# Start of INFORMATION SUPPLIED

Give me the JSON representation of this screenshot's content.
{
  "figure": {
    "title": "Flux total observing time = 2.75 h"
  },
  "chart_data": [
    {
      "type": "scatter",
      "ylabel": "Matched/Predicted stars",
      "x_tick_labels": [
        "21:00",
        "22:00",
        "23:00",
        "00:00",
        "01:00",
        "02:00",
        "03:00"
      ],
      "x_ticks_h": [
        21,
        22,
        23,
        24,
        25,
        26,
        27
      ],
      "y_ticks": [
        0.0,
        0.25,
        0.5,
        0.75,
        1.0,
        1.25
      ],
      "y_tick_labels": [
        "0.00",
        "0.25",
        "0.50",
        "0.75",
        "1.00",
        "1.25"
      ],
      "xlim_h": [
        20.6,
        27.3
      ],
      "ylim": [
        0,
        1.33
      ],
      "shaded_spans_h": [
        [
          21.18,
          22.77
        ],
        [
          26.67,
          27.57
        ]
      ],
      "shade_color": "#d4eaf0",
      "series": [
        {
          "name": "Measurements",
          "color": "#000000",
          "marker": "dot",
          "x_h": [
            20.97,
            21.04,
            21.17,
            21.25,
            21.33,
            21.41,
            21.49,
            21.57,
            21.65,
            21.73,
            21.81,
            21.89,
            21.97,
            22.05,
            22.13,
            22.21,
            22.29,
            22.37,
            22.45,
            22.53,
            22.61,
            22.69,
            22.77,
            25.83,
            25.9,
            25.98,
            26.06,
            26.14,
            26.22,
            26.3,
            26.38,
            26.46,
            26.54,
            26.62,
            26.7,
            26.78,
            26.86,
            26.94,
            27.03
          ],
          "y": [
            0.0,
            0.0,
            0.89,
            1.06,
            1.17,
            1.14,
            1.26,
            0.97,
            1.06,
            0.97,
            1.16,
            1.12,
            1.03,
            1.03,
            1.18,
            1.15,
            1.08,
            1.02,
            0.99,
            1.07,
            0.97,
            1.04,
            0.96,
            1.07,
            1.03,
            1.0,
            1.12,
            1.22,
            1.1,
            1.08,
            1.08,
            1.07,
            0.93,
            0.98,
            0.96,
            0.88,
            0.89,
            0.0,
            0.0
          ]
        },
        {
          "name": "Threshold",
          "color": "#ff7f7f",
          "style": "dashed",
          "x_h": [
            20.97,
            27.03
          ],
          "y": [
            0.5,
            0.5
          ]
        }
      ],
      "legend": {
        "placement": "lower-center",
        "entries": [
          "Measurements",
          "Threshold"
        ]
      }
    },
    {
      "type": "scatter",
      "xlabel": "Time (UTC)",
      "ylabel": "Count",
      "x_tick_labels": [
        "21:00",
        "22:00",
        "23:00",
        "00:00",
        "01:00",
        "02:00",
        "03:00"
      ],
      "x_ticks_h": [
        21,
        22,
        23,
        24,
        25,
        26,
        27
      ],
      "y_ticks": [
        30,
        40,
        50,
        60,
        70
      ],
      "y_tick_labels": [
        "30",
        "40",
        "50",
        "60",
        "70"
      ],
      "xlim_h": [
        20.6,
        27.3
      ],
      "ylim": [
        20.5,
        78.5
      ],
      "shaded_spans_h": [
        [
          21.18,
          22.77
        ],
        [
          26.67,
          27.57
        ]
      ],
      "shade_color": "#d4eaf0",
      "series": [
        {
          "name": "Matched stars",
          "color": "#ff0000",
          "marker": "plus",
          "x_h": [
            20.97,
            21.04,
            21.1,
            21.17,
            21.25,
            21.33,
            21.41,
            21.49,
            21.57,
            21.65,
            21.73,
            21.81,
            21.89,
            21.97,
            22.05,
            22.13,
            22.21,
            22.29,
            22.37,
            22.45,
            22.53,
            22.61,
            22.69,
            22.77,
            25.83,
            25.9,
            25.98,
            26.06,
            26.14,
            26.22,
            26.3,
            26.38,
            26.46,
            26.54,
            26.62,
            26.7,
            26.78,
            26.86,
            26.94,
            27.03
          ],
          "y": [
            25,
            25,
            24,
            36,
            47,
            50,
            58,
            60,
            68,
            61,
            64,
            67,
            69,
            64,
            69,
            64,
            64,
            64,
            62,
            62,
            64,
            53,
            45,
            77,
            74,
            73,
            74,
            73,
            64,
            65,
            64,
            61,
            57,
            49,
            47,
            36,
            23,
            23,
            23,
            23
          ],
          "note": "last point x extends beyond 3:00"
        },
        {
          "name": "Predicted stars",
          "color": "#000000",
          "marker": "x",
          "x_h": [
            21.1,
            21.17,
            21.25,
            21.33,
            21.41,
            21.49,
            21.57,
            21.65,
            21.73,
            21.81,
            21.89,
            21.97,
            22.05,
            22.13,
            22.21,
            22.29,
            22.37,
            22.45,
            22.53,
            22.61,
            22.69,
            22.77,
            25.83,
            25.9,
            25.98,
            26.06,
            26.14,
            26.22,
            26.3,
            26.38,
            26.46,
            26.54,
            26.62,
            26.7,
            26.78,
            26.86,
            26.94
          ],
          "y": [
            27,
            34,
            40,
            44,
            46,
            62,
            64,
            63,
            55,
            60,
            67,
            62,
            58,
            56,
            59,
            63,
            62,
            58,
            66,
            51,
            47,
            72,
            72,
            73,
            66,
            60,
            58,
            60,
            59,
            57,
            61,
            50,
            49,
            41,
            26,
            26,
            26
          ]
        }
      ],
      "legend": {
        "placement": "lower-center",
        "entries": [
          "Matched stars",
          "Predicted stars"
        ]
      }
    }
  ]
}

# End of INFORMATION SUPPLIED

WHAT YOU WILL DO: From the records above, extract each line exactly as shown.

WRITTEN ANSWER:
Give me the JSON representation of this screenshot's content.
{
  "figure": {
    "title": "Flux total observing time = 2.75 h"
  },
  "chart_data": [
    {
      "type": "scatter",
      "ylabel": "Matched/Predicted stars",
      "x_tick_labels": [
        "21:00",
        "22:00",
        "23:00",
        "00:00",
        "01:00",
        "02:00",
        "03:00"
      ],
      "x_ticks_h": [
        21,
        22,
        23,
        24,
        25,
        26,
        27
      ],
      "y_ticks": [
        0.0,
        0.25,
        0.5,
        0.75,
        1.0,
        1.25
      ],
      "y_tick_labels": [
        "0.00",
        "0.25",
        "0.50",
        "0.75",
        "1.00",
        "1.25"
      ],
      "xlim_h": [
        20.6,
        27.3
      ],
      "ylim": [
        0,
        1.33
      ],
      "shaded_spans_h": [
        [
          21.18,
          22.77
        ],
        [
          26.67,
          27.57
        ]
      ],
      "shade_color": "#d4eaf0",
      "series": [
        {
          "name": "Measurements",
          "color": "#000000",
          "marker": "dot",
          "x_h": [
            20.97,
            21.04,
            21.17,
            21.25,
            21.33,
            21.41,
            21.49,
            21.57,
            21.65,
            21.73,
            21.81,
            21.89,
            21.97,
            22.05,
            22.13,
            22.21,
            22.29,
            22.37,
            22.45,
            22.53,
            22.61,
            22.69,
            22.77,
            25.83,
            25.9,
            25.98,
            26.06,
            26.14,
            26.22,
            26.3,
            26.38,
            26.46,
            26.54,
            26.62,
            26.7,
            26.78,
            26.86,
            26.94,
            27.03
          ],
          "y": [
            0.0,
            0.0,
            0.89,
            1.06,
            1.17,
            1.14,
            1.26,
            0.97,
            1.06,
            0.97,
            1.16,
            1.12,
            1.03,
            1.03,
            1.18,
            1.15,
            1.08,
            1.02,
            0.99,
            1.07,
            0.97,
            1.04,
            0.96,
            1.07,
            1.03,
            1.0,
            1.12,
            1.22,
            1.1,
            1.08,
            1.08,
            1.07,
            0.93,
            0.98,
            0.96,
            0.88,
            0.89,
            0.0,
            0.0
          ]
        },
        {
          "name": "Threshold",
          "color": "#ff7f7f",
          "style": "dashed",
          "x_h": [
            20.97,
            27.03
          ],
          "y": [
            0.5,
            0.5
          ]
        }
      ],
      "legend": {
        "placement": "lower-center",
        "entries": [
          "Measurements",
          "Threshold"
        ]
      }
    },
    {
      "type": "scatter",
      "xlabel": "Time (UTC)",
      "ylabel": "Count",
      "x_tick_labels": [
        "21:00",
        "22:00",
        "23:00",
        "00:00",
        "01:00",
        "02:00",
        "03:00"
      ],
      "x_ticks_h": [
        21,
        22,
        23,
        24,
        25,
        26,
        27
      ],
      "y_ticks": [
        30,
        40,
        50,
        60,
        70
      ],
      "y_tick_labels": [
        "30",
        "40",
        "50",
        "60",
        "70"
      ],
      "xlim_h": [
        20.6,
        27.3
      ],
      "ylim": [
        20.5,
        78.5
      ],
      "shaded_spans_h": [
        [
          21.18,
          22.77
        ],
        [
          26.67,
          27.57
        ]
      ],
      "shade_color": "#d4eaf0",
      "series": [
        {
          "name": "Matched stars",
          "color": "#ff0000",
          "marker": "plus",
          "x_h": [
            20.97,
            21.04,
            21.1,
            21.17,
            21.25,
            21.33,
            21.41,
            21.49,
            21.57,
            21.65,
            21.73,
            21.81,
            21.89,
            21.97,
            22.05,
            22.13,
            22.21,
            22.29,
            22.37,
            22.45,
            22.53,
            22.61,
            22.69,
            22.77,
            25.83,
            25.9,
            25.98,
            26.06,
            26.14,
            26.22,
            26.3,
            26.38,
            26.46,
            26.54,
            26.62,
            26.7,
            26.78,
            26.86,
            26.94,
            27.03
          ],
          "y": [
            25,
            25,
            24,
            36,
            47,
            50,
            58,
            60,
            68,
            61,
            64,
            67,
            69,
            64,
            69,
            64,
            64,
            64,
            62,
            62,
            64,
            53,
            45,
            77,
            74,
            73,
            74,
            73,
            64,
            65,
            64,
            61,
            57,
            49,
            47,
            36,
            23,
            23,
            23,
            23
          ],
          "note": "last point x extends beyond 3:00"
        },
        {
          "name": "Predicted stars",
          "color": "#000000",
          "marker": "x",
          "x_h": [
            21.1,
            21.17,
            21.25,
            21.33,
            21.41,
            21.49,
            21.57,
            21.65,
            21.73,
            21.81,
            21.89,
            21.97,
            22.05,
            22.13,
            22.21,
            22.29,
            22.37,
            22.45,
            22.53,
            22.61,
            22.69,
            22.77,
            25.83,
            25.9,
            25.98,
            26.06,
            26.14,
            26.22,
            26.3,
            26.38,
            26.46,
            26.54,
            26.62,
            26.7,
            26.78,
            26.86,
            26.94
          ],
          "y": [
            27,
            34,
            40,
            44,
            46,
            62,
            64,
            63,
            55,
            60,
            67,
            62,
            58,
            56,
            59,
            63,
            62,
            58,
            66,
            51,
            47,
            72,
            72,
            73,
            66,
            60,
            58,
            60,
            59,
            57,
            61,
            50,
            49,
            41,
            26,
            26,
            26
          ]
        }
      ],
      "legend": {
        "placement": "lower-center",
        "entries": [
          "Matched stars",
          "Predicted stars"
        ]
      }
    }
  ]
}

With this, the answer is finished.